**Problem**
Keep only those lines of the records that include the string "ญญาณเส".

**Dataset rows**

──────────

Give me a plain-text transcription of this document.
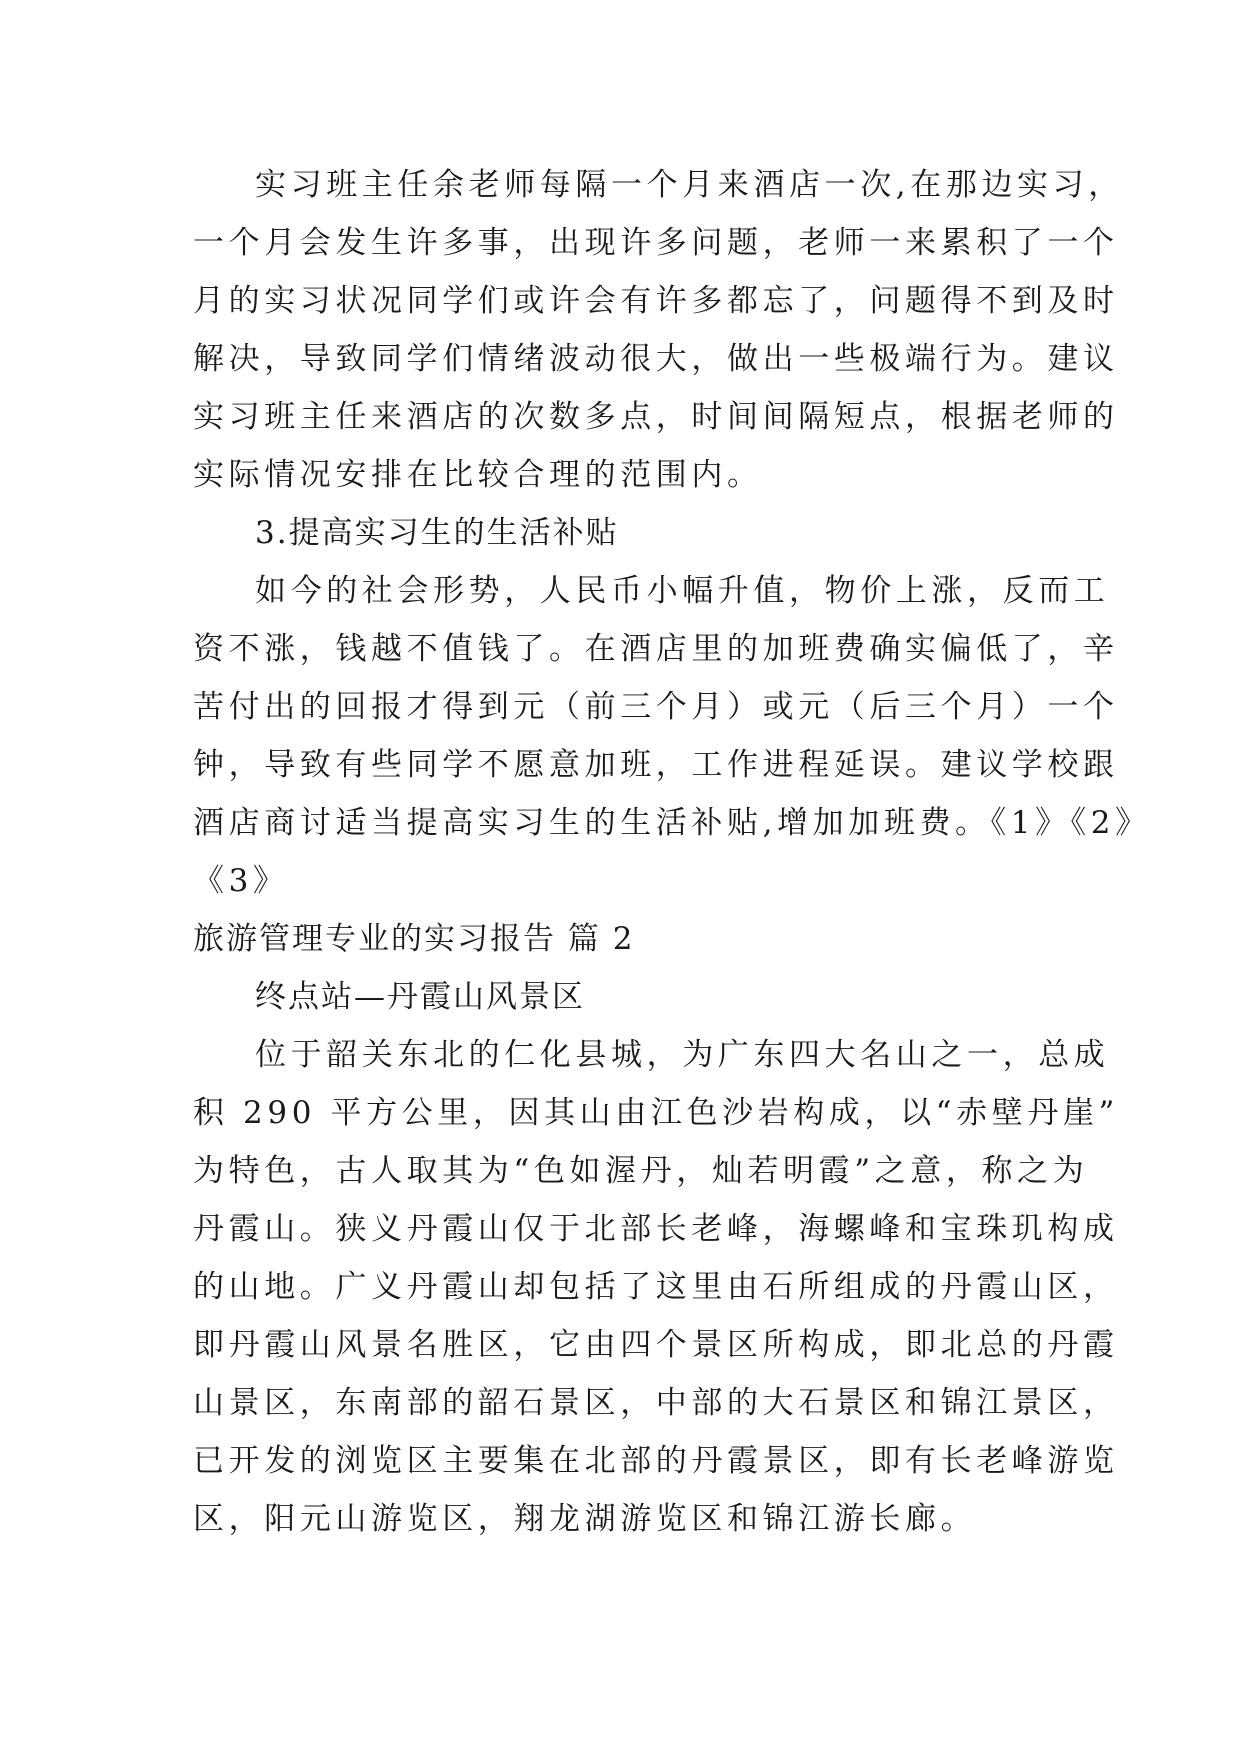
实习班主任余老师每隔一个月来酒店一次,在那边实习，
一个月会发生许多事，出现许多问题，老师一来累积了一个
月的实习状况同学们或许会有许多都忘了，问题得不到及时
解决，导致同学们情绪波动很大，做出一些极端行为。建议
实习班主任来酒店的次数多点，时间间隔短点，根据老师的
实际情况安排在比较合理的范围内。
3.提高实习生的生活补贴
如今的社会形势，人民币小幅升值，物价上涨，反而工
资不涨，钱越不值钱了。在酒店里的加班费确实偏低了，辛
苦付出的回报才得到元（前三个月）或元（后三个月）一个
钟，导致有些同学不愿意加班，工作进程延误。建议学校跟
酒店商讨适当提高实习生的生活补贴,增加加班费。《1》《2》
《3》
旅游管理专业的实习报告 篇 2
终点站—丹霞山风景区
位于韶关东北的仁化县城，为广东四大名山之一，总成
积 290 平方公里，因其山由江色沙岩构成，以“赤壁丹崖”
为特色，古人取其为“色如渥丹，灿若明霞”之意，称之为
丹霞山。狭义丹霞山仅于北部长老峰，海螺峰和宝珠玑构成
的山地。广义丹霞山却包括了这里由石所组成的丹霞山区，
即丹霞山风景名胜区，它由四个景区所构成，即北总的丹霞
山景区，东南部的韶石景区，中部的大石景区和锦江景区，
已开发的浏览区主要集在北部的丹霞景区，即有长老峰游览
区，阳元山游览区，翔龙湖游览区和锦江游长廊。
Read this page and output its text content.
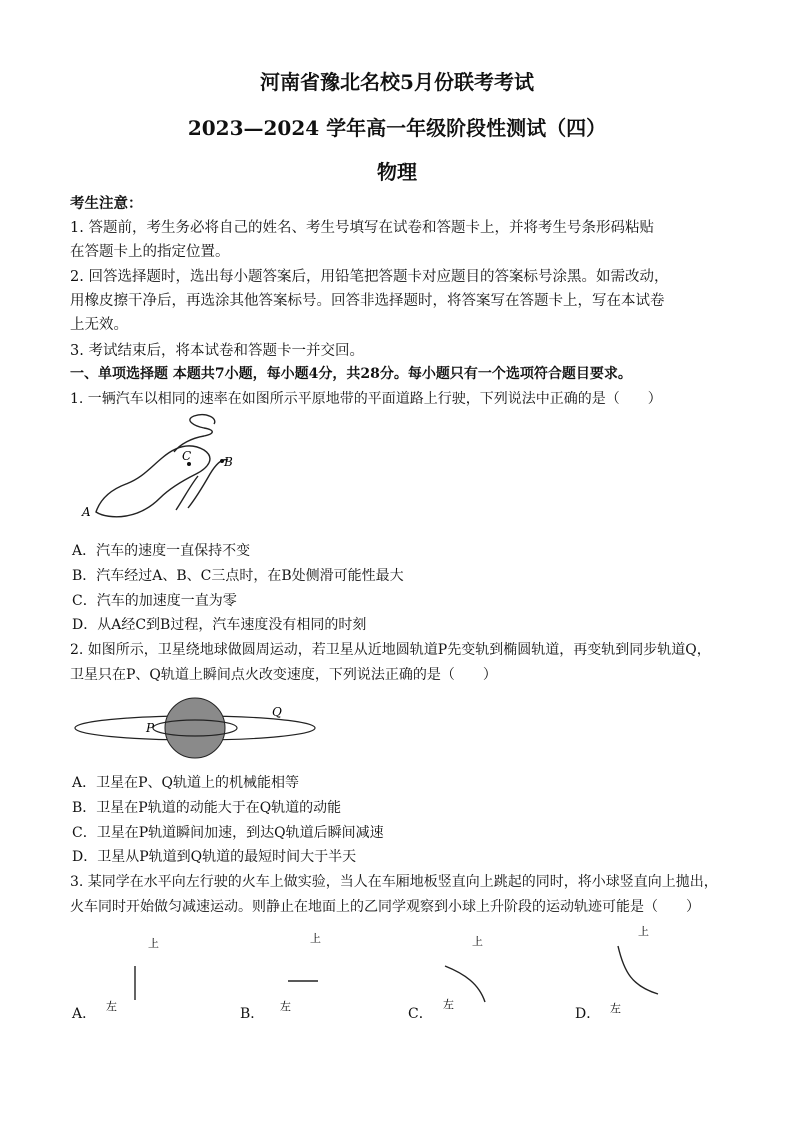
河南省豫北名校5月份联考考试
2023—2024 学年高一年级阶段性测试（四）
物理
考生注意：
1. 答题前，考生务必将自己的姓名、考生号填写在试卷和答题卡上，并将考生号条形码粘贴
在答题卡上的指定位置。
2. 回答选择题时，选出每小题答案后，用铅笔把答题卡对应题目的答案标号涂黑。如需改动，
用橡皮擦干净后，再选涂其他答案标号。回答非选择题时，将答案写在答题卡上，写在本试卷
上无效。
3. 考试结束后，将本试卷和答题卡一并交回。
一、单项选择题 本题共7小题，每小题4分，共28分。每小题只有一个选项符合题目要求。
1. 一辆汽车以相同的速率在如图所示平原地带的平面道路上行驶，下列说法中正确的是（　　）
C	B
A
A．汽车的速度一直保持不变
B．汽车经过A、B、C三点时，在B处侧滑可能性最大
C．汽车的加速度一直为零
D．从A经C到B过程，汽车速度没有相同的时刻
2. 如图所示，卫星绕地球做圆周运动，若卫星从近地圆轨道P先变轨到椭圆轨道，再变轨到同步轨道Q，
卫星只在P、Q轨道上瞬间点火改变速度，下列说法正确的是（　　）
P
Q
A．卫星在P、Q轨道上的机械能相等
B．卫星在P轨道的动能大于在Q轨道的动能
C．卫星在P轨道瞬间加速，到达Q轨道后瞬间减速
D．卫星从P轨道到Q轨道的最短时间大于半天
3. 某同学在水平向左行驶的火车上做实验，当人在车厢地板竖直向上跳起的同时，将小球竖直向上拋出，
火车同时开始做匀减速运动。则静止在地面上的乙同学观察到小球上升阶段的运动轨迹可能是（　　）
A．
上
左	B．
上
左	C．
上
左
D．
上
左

──────────

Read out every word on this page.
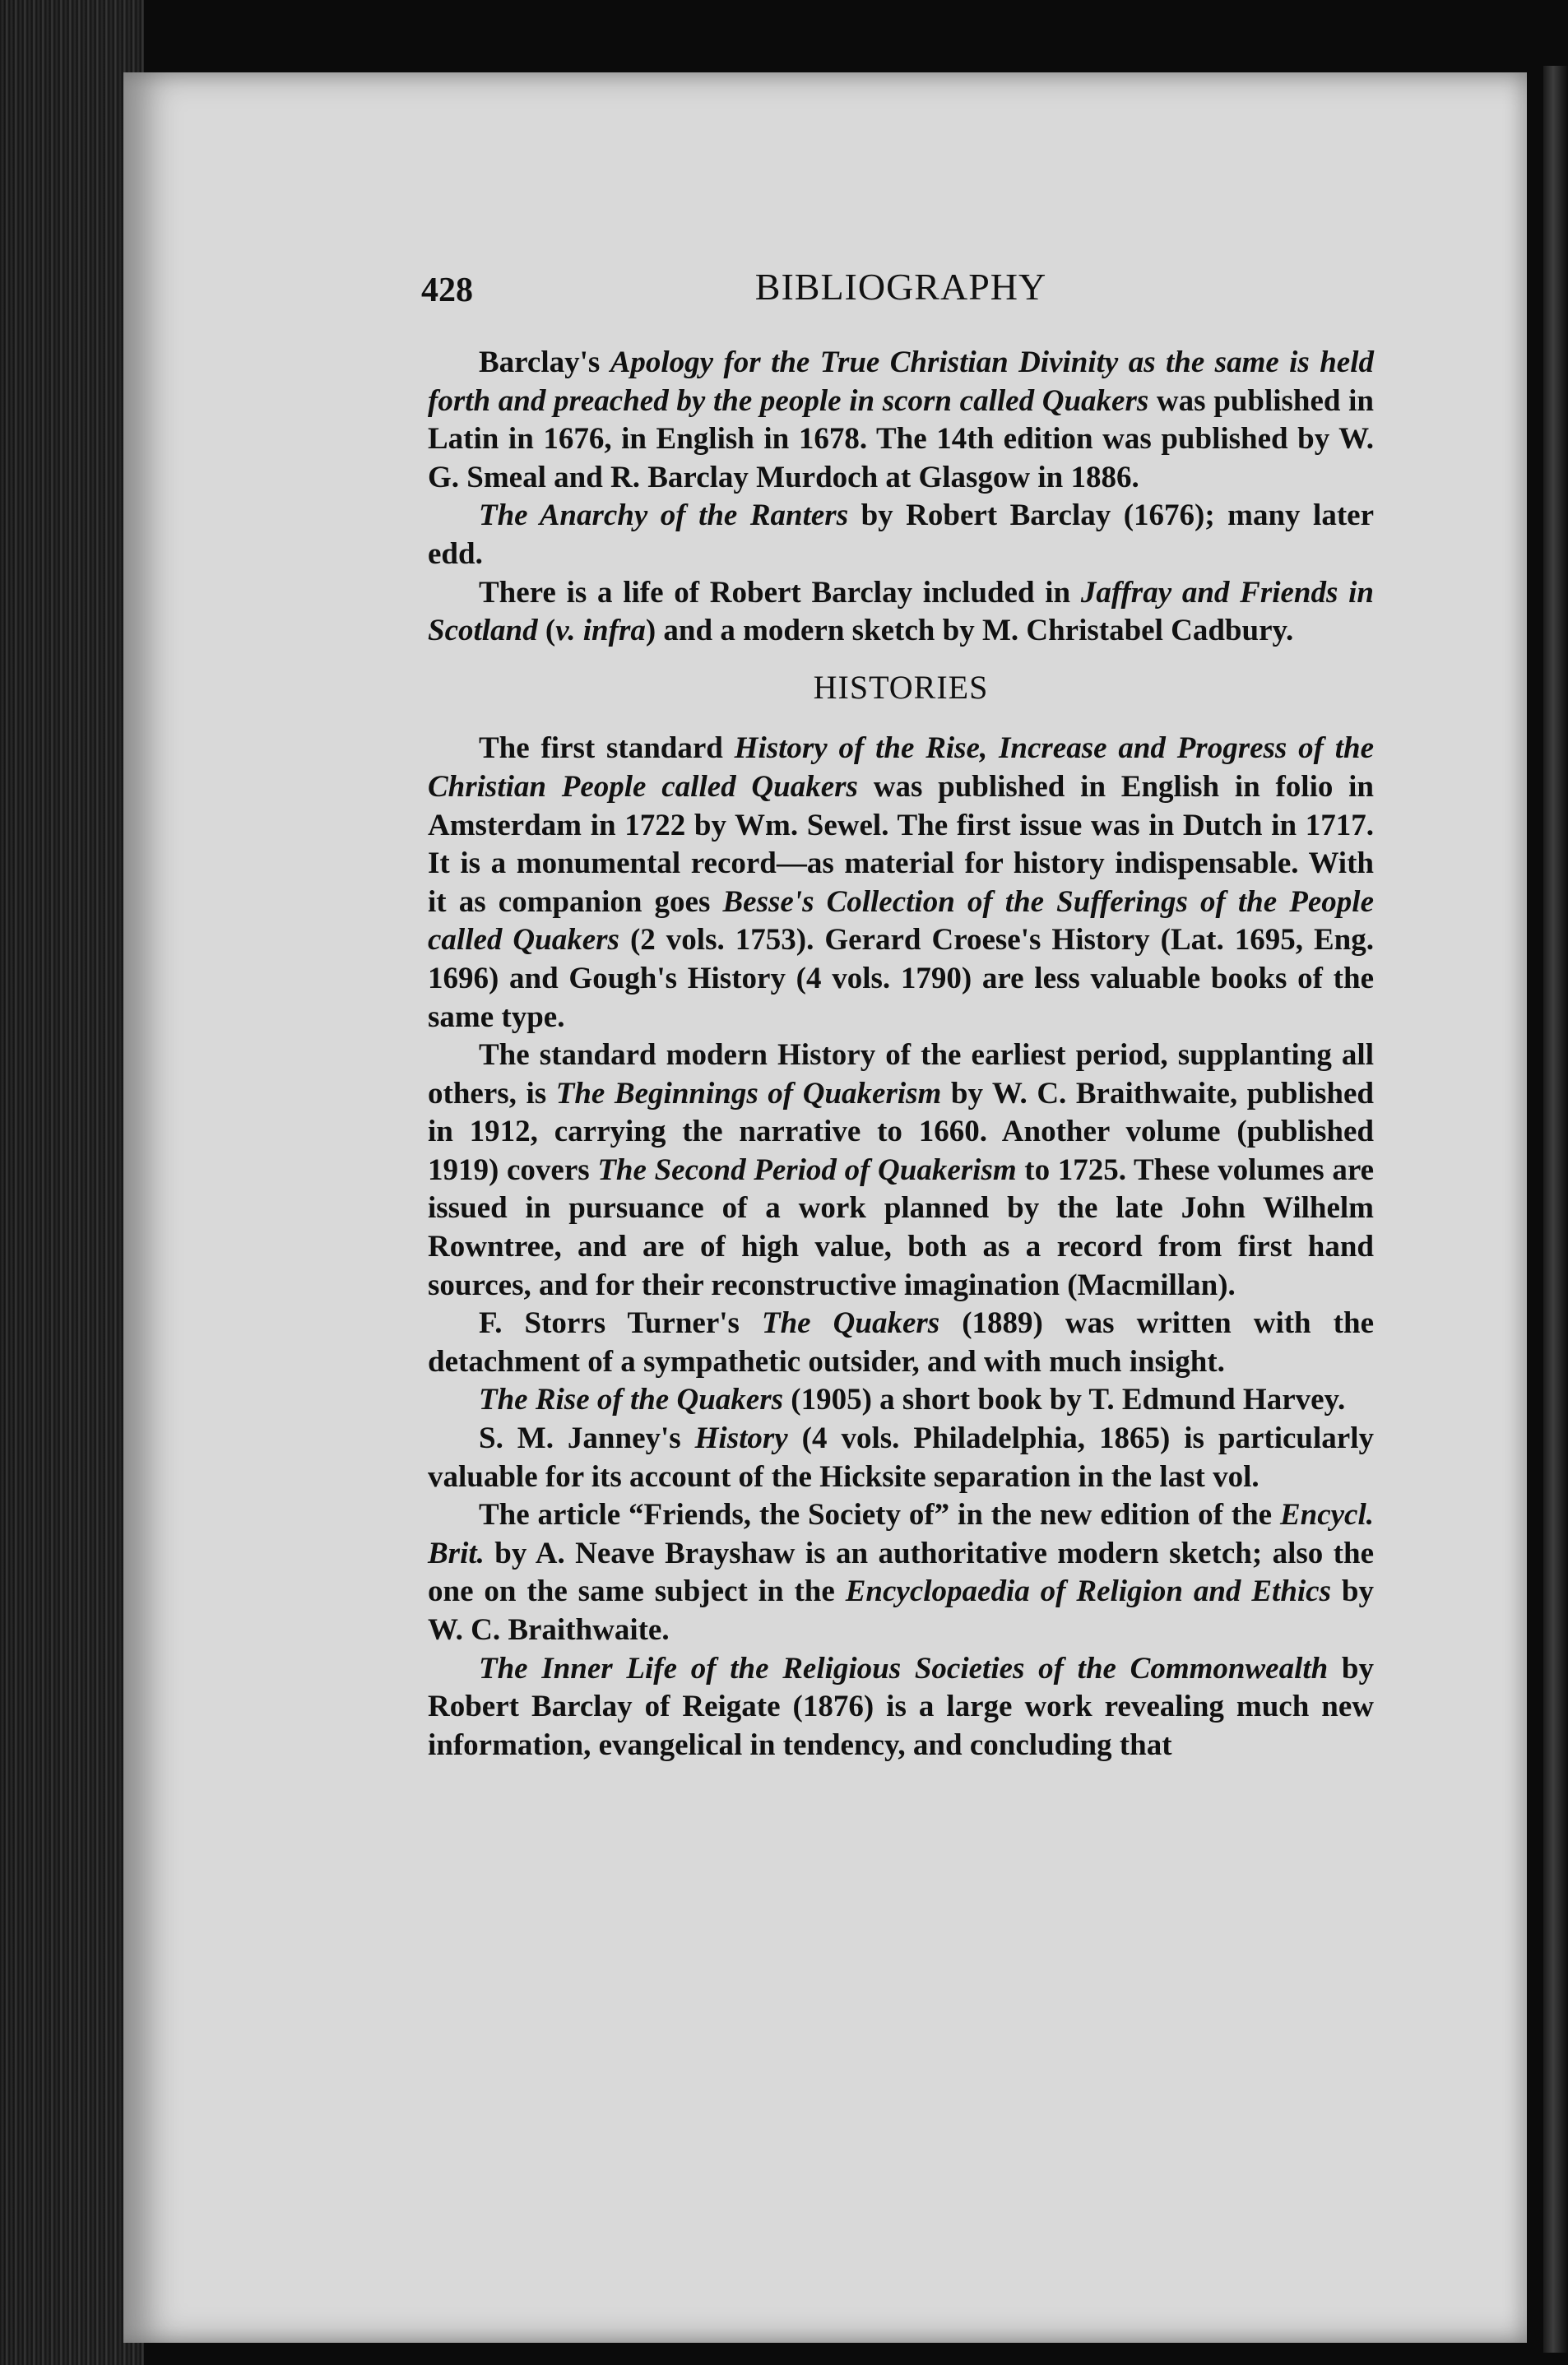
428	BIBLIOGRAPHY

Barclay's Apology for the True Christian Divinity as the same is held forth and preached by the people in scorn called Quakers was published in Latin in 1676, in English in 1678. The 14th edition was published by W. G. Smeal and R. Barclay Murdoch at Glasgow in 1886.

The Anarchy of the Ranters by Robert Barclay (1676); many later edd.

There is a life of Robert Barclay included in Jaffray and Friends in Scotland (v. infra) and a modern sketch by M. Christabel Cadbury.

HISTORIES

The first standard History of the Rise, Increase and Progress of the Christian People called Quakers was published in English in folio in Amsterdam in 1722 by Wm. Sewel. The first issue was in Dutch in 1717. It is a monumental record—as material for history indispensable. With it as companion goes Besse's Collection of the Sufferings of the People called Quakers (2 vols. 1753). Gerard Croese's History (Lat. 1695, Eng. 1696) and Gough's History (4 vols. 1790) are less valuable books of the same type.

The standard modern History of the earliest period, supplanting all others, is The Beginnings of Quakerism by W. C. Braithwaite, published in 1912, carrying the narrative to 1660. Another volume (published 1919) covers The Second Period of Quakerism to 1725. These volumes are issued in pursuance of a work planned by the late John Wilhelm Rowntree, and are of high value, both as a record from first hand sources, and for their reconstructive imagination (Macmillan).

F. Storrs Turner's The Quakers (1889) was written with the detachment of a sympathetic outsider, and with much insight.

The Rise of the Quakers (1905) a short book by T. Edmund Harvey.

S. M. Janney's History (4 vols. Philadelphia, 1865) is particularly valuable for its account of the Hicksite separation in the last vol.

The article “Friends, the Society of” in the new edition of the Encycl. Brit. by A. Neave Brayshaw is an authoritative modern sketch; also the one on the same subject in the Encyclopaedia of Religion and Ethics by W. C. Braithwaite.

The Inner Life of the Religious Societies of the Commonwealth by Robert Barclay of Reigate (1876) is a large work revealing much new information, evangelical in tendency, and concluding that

──────────

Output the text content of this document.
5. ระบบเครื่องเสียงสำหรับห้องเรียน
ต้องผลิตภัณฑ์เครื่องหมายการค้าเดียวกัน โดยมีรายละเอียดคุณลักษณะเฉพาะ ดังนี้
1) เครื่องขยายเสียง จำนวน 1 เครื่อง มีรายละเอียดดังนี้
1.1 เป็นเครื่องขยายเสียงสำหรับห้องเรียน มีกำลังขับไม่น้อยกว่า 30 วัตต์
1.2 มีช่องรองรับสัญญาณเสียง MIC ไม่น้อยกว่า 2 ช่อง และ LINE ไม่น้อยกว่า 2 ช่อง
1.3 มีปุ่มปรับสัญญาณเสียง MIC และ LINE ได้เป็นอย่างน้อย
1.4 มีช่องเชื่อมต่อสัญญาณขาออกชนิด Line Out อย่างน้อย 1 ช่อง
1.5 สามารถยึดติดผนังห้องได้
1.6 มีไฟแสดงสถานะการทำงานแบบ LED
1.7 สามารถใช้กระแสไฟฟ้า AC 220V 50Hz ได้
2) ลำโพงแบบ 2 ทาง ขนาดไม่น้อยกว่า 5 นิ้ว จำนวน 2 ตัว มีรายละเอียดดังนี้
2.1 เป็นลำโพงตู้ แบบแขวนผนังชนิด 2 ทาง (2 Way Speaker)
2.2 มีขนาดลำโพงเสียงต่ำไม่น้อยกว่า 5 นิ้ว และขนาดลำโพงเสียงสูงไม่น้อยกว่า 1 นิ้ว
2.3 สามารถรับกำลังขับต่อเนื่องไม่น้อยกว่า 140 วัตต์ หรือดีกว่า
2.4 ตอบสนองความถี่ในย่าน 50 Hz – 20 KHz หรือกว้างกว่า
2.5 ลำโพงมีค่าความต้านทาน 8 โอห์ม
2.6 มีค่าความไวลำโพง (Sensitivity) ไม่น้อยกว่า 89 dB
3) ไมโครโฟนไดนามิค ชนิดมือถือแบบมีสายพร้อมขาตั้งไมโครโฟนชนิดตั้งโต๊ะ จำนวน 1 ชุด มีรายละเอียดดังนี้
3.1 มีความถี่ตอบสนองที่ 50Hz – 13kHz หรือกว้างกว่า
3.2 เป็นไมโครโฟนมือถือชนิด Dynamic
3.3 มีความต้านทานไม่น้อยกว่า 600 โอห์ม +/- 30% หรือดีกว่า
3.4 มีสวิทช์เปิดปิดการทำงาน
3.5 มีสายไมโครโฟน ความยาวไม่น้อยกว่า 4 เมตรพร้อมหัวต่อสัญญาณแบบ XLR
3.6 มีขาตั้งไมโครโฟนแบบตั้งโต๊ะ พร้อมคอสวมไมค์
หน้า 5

──────────

**Solved exercise**
1.2 มีช่องรองรับสัญญาณเสียง MIC ไม่น้อยกว่า 2 ช่อง และ LINE ไม่น้อยกว่า 2 ช่อง
1.3 มีปุ่มปรับสัญญาณเสียง MIC และ LINE ได้เป็นอย่างน้อย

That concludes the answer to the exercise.